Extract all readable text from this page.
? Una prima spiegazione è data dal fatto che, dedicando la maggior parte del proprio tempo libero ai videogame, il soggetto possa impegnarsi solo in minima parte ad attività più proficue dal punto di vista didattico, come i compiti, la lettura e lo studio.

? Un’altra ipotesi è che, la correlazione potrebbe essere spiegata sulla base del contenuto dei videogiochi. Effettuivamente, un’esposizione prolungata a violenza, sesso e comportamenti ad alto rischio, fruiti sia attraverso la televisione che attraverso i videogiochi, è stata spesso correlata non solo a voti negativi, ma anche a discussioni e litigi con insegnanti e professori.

* * *

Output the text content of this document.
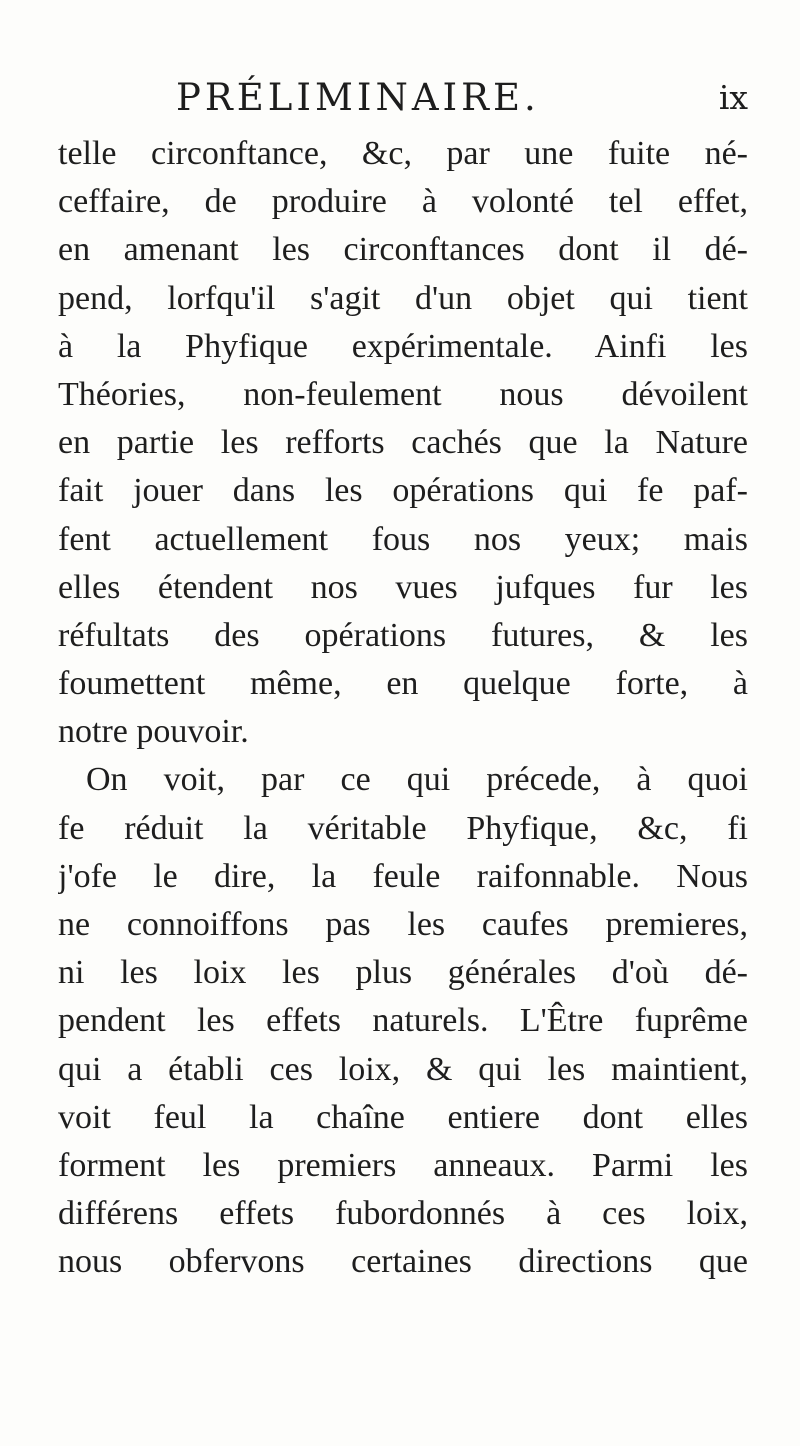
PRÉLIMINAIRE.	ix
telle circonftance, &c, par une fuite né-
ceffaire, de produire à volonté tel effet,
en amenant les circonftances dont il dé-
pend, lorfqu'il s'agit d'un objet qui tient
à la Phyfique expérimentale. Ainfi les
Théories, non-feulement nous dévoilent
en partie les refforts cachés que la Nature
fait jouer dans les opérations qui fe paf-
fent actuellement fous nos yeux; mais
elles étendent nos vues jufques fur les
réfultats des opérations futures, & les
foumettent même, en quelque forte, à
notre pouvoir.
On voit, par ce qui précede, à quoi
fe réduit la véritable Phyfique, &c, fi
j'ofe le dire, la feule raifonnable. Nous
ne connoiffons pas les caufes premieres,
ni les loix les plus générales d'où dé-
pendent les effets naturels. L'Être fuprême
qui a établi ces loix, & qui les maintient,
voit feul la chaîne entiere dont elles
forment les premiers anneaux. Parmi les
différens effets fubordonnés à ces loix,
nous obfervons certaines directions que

**Work to do**
Tally how many lines in the material above hold the word "Phyfique". Write only that number.

**Written answer**
2